What the task asks: Pick out each line of the records in which the word "categorie" appears.

Saved entries
+--
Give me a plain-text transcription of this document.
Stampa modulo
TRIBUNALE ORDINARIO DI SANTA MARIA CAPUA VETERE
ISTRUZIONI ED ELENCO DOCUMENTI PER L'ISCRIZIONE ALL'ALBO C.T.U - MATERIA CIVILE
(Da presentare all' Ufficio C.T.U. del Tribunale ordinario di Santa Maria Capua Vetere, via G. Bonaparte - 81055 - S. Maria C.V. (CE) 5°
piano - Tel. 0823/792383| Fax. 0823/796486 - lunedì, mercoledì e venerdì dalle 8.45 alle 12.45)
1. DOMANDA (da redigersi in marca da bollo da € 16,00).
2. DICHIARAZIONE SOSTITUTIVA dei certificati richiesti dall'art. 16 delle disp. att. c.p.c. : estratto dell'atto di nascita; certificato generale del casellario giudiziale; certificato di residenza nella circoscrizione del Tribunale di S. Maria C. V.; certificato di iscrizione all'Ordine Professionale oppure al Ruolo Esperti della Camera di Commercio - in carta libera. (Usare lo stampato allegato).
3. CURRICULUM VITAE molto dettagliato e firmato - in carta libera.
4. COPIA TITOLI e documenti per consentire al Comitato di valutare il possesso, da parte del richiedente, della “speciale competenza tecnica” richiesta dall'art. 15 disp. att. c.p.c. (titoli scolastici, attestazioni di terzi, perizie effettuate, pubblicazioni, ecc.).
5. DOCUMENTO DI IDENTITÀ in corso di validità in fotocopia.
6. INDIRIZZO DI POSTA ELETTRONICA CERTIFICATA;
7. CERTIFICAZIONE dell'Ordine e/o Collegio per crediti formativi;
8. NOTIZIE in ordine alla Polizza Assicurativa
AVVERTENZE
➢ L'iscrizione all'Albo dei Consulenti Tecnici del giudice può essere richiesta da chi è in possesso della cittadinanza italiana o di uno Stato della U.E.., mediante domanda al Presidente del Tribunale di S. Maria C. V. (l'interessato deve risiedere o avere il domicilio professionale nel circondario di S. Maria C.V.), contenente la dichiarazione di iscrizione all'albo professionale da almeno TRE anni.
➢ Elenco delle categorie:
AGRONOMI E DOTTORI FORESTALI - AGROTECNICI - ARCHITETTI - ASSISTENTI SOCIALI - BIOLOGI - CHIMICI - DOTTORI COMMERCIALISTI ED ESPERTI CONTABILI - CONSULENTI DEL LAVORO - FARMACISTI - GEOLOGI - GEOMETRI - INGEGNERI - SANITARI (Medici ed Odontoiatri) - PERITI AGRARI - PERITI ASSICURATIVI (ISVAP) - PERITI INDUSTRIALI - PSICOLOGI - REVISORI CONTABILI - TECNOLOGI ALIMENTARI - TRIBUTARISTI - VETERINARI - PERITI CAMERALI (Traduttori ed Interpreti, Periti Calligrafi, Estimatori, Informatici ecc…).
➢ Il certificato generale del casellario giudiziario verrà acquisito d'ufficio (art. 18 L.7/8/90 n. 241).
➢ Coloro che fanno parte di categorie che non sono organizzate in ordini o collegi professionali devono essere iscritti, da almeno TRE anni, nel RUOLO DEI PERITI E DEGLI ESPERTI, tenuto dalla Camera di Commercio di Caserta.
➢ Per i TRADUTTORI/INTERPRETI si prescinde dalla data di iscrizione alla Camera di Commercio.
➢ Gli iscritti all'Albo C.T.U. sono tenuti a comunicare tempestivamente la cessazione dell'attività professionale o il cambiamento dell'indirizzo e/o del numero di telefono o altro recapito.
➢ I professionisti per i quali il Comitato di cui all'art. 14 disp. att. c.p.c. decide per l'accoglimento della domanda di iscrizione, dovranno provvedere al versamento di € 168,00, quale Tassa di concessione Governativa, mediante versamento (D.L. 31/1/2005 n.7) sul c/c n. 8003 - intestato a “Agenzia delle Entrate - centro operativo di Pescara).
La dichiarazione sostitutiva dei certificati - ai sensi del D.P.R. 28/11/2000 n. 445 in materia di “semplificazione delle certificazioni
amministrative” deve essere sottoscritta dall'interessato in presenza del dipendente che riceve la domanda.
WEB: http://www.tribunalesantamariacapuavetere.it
+--
Exercise output:
➢ Elenco delle categorie:
➢ Coloro che fanno parte di categorie che non sono organizzate in ordini o collegi professionali devono essere iscritti, da almeno TRE anni, nel RUOLO DEI PERITI E DEGLI ESPERTI, tenuto dalla Camera di Commercio di Caserta.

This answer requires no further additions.